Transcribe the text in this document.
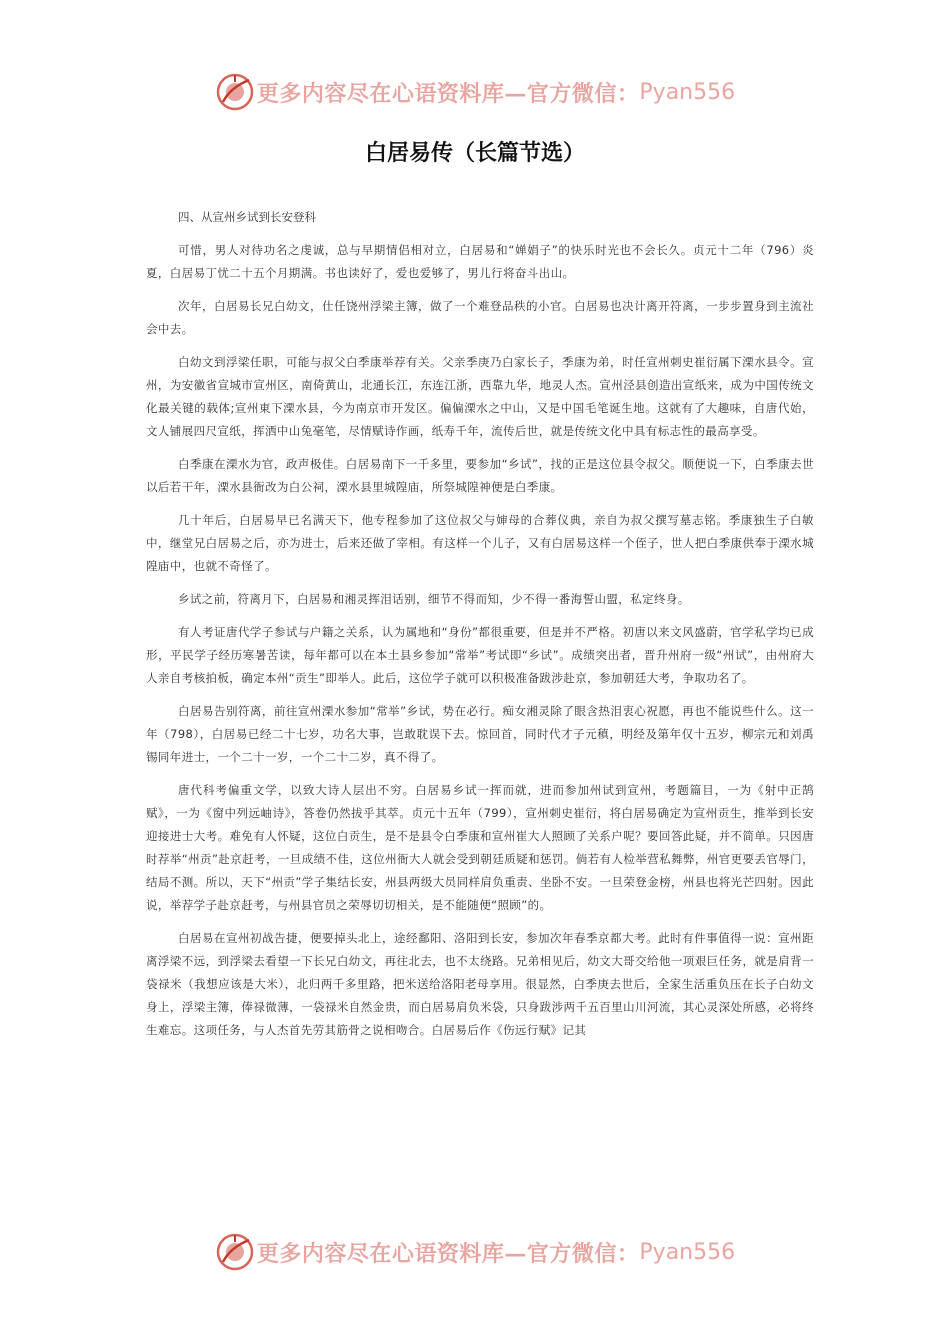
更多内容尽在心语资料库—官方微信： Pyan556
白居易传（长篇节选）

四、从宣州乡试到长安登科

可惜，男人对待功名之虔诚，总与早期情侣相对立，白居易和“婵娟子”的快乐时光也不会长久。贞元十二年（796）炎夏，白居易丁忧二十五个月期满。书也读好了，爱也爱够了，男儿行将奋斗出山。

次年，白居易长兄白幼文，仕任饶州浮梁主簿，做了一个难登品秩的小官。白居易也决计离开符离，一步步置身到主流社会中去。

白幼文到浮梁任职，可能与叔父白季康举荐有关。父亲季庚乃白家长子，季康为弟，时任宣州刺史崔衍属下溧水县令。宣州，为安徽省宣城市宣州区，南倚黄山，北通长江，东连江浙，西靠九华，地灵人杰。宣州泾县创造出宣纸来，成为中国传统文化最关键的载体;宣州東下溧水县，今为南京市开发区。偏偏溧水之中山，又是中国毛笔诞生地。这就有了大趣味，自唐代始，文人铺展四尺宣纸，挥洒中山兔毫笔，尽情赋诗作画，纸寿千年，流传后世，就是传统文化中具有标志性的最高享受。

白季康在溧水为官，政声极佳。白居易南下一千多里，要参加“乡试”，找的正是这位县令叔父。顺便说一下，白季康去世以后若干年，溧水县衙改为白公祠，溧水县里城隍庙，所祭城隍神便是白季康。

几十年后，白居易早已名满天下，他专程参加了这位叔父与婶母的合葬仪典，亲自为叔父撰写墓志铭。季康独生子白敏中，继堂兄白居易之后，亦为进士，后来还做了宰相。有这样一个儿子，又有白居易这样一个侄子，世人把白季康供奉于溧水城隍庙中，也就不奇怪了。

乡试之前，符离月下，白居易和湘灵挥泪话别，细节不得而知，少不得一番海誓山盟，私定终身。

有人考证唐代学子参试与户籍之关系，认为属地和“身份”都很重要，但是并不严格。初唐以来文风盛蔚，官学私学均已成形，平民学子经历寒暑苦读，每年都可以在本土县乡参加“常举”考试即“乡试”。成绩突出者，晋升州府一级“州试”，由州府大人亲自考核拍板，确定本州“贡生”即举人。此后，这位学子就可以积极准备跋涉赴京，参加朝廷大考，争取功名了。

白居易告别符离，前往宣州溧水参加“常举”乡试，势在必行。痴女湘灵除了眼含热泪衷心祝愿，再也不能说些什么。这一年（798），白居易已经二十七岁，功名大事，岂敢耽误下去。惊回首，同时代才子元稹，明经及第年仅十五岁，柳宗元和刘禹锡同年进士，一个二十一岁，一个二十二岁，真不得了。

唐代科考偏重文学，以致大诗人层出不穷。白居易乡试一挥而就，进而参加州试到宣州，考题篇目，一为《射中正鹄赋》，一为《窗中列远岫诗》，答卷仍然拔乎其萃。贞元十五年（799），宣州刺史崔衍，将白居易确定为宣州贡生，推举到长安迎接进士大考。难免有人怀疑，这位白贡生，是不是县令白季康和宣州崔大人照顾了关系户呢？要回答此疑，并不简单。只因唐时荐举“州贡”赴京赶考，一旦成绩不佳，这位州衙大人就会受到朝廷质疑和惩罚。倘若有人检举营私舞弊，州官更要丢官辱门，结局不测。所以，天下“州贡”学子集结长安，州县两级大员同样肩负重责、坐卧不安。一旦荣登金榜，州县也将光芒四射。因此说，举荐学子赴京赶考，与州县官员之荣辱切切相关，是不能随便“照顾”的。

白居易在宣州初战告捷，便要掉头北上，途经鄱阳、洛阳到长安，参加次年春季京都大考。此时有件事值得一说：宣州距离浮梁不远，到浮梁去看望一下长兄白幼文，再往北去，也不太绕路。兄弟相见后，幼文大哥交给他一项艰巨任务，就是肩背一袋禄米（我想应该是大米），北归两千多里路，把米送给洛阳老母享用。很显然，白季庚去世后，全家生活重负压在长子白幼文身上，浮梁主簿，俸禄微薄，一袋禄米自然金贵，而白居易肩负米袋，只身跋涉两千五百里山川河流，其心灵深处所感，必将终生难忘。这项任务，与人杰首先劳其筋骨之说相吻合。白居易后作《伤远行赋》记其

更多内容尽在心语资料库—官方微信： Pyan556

#####

§ TASK BRIEF
Images do not belong in the copy; reproduce all other parts of the records above verbatim.

§ REPLY TO THE TASK
Transcribe the text in this document.
更多内容尽在心语资料库—官方微信： Pyan556
白居易传（长篇节选）

四、从宣州乡试到长安登科

可惜，男人对待功名之虔诚，总与早期情侣相对立，白居易和“婵娟子”的快乐时光也不会长久。贞元十二年（796）炎夏，白居易丁忧二十五个月期满。书也读好了，爱也爱够了，男儿行将奋斗出山。

次年，白居易长兄白幼文，仕任饶州浮梁主簿，做了一个难登品秩的小官。白居易也决计离开符离，一步步置身到主流社会中去。

白幼文到浮梁任职，可能与叔父白季康举荐有关。父亲季庚乃白家长子，季康为弟，时任宣州刺史崔衍属下溧水县令。宣州，为安徽省宣城市宣州区，南倚黄山，北通长江，东连江浙，西靠九华，地灵人杰。宣州泾县创造出宣纸来，成为中国传统文化最关键的载体;宣州東下溧水县，今为南京市开发区。偏偏溧水之中山，又是中国毛笔诞生地。这就有了大趣味，自唐代始，文人铺展四尺宣纸，挥洒中山兔毫笔，尽情赋诗作画，纸寿千年，流传后世，就是传统文化中具有标志性的最高享受。

白季康在溧水为官，政声极佳。白居易南下一千多里，要参加“乡试”，找的正是这位县令叔父。顺便说一下，白季康去世以后若干年，溧水县衙改为白公祠，溧水县里城隍庙，所祭城隍神便是白季康。

几十年后，白居易早已名满天下，他专程参加了这位叔父与婶母的合葬仪典，亲自为叔父撰写墓志铭。季康独生子白敏中，继堂兄白居易之后，亦为进士，后来还做了宰相。有这样一个儿子，又有白居易这样一个侄子，世人把白季康供奉于溧水城隍庙中，也就不奇怪了。

乡试之前，符离月下，白居易和湘灵挥泪话别，细节不得而知，少不得一番海誓山盟，私定终身。

有人考证唐代学子参试与户籍之关系，认为属地和“身份”都很重要，但是并不严格。初唐以来文风盛蔚，官学私学均已成形，平民学子经历寒暑苦读，每年都可以在本土县乡参加“常举”考试即“乡试”。成绩突出者，晋升州府一级“州试”，由州府大人亲自考核拍板，确定本州“贡生”即举人。此后，这位学子就可以积极准备跋涉赴京，参加朝廷大考，争取功名了。

白居易告别符离，前往宣州溧水参加“常举”乡试，势在必行。痴女湘灵除了眼含热泪衷心祝愿，再也不能说些什么。这一年（798），白居易已经二十七岁，功名大事，岂敢耽误下去。惊回首，同时代才子元稹，明经及第年仅十五岁，柳宗元和刘禹锡同年进士，一个二十一岁，一个二十二岁，真不得了。

唐代科考偏重文学，以致大诗人层出不穷。白居易乡试一挥而就，进而参加州试到宣州，考题篇目，一为《射中正鹄赋》，一为《窗中列远岫诗》，答卷仍然拔乎其萃。贞元十五年（799），宣州刺史崔衍，将白居易确定为宣州贡生，推举到长安迎接进士大考。难免有人怀疑，这位白贡生，是不是县令白季康和宣州崔大人照顾了关系户呢？要回答此疑，并不简单。只因唐时荐举“州贡”赴京赶考，一旦成绩不佳，这位州衙大人就会受到朝廷质疑和惩罚。倘若有人检举营私舞弊，州官更要丢官辱门，结局不测。所以，天下“州贡”学子集结长安，州县两级大员同样肩负重责、坐卧不安。一旦荣登金榜，州县也将光芒四射。因此说，举荐学子赴京赶考，与州县官员之荣辱切切相关，是不能随便“照顾”的。

白居易在宣州初战告捷，便要掉头北上，途经鄱阳、洛阳到长安，参加次年春季京都大考。此时有件事值得一说：宣州距离浮梁不远，到浮梁去看望一下长兄白幼文，再往北去，也不太绕路。兄弟相见后，幼文大哥交给他一项艰巨任务，就是肩背一袋禄米（我想应该是大米），北归两千多里路，把米送给洛阳老母享用。很显然，白季庚去世后，全家生活重负压在长子白幼文身上，浮梁主簿，俸禄微薄，一袋禄米自然金贵，而白居易肩负米袋，只身跋涉两千五百里山川河流，其心灵深处所感，必将终生难忘。这项任务，与人杰首先劳其筋骨之说相吻合。白居易后作《伤远行赋》记其

更多内容尽在心语资料库—官方微信： Pyan556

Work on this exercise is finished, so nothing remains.